— start DOCUMENT EXTRACT —

[llvm] r175619 - I optimized the following patterns:

Mon Feb 25 09:01:27 PST 2013

Hi Elena,

I have another question:
For sext 4xi8 -> 4xi64, the sequence pasted below is produced on
-mcpu=corei7-avx.
Is there are reason the sequence vpmovzxbd+vpslld+vpsrad is produced
instead of just a vpmovsxbd? Maybe I am missing something.

        vpmovzxbd       (%rax), %xmm0
        vpslld  $24, %xmm0, %xmm0
        vpsrad  $24, %xmm0, %xmm1
        vpmovsxdq       %xmm1, %xmm0
        vmovhlps        %xmm1, %xmm1, %xmm1 # xmm1 = xmm1[1,1]
        vpmovsxdq       %xmm1, %xmm1
        vinsertf128     $1, %xmm1, %ymm0, %ymm0
        vmovaps %ymm0, (%rax)

(sorry for two emails, forgot to reply-all)

— end DOCUMENT EXTRACT —

**EXERCISE REQUIREMENTS**.
[A] In the mailing list message about the sext 4xi8 -> 4xi64 sequence, why does the writer apologize for two emails? Explain in one to three sentences.
[B] According to the mailing list message about sign extension, which -mcpu setting produces the pasted instruction sequence?
[C] Resume the mailing list message about the sext 4xi8 -> 4xi64 instruction sequence, starting after its last line.

— start PROVIDED MATERIAL —

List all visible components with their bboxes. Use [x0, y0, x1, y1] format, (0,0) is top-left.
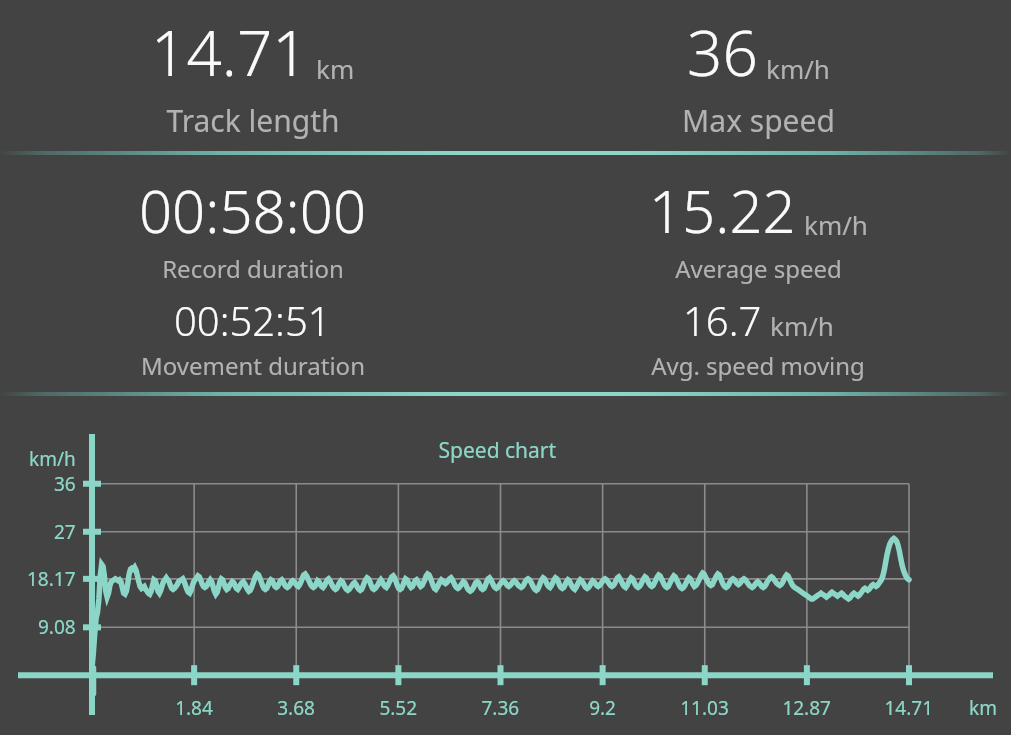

— end PROVIDED MATERIAL —

**ANSWERS TO THE EXERCISES**.
[A] The writer apologizes because they forgot to use reply-all the first time. That meant the message had to be sent a second time.

[B] It is produced with -mcpu=corei7-avx.

[C]
- Muhammad Tauqir

On Wed, Feb 20, 2013 at 7:42 AM, Elena Demikhovsky
<elena.demikhovsky at intel.com> wrote:
> Author: delena
> Date: Wed Feb 20 06:42:54 2013
> New Revision: 175619
>
> URL: http://llvm.org/viewvc/llvm-project?rev=175619&view=rev
> Log:
> I optimized the following patterns:
>  sext <4 x i1> to <4 x i64>
>  sext <4 x i8> to <4 x i64>
>  sext <4 x i16> to <4 x i64>
>
> I'm running Combine on SIGN_EXTEND_IN_REG and revert SEXT patterns:
>  (sext_in_reg (v4i64 anyext (v4i32 x )), ExtraVT) -> (v4i64 sext (v4i32 sext_in_reg (v4i32 x , ExtraVT)))
>
>  The sext_in_reg (v4i32 x) may be lowered to shl+sar operations.
>  The "sar" does not exist on 64-bit operation, so lowering sext_in_reg (v4i64 x) has no vector solution.
>
> I also added a cost of this operations to the AVX costs table.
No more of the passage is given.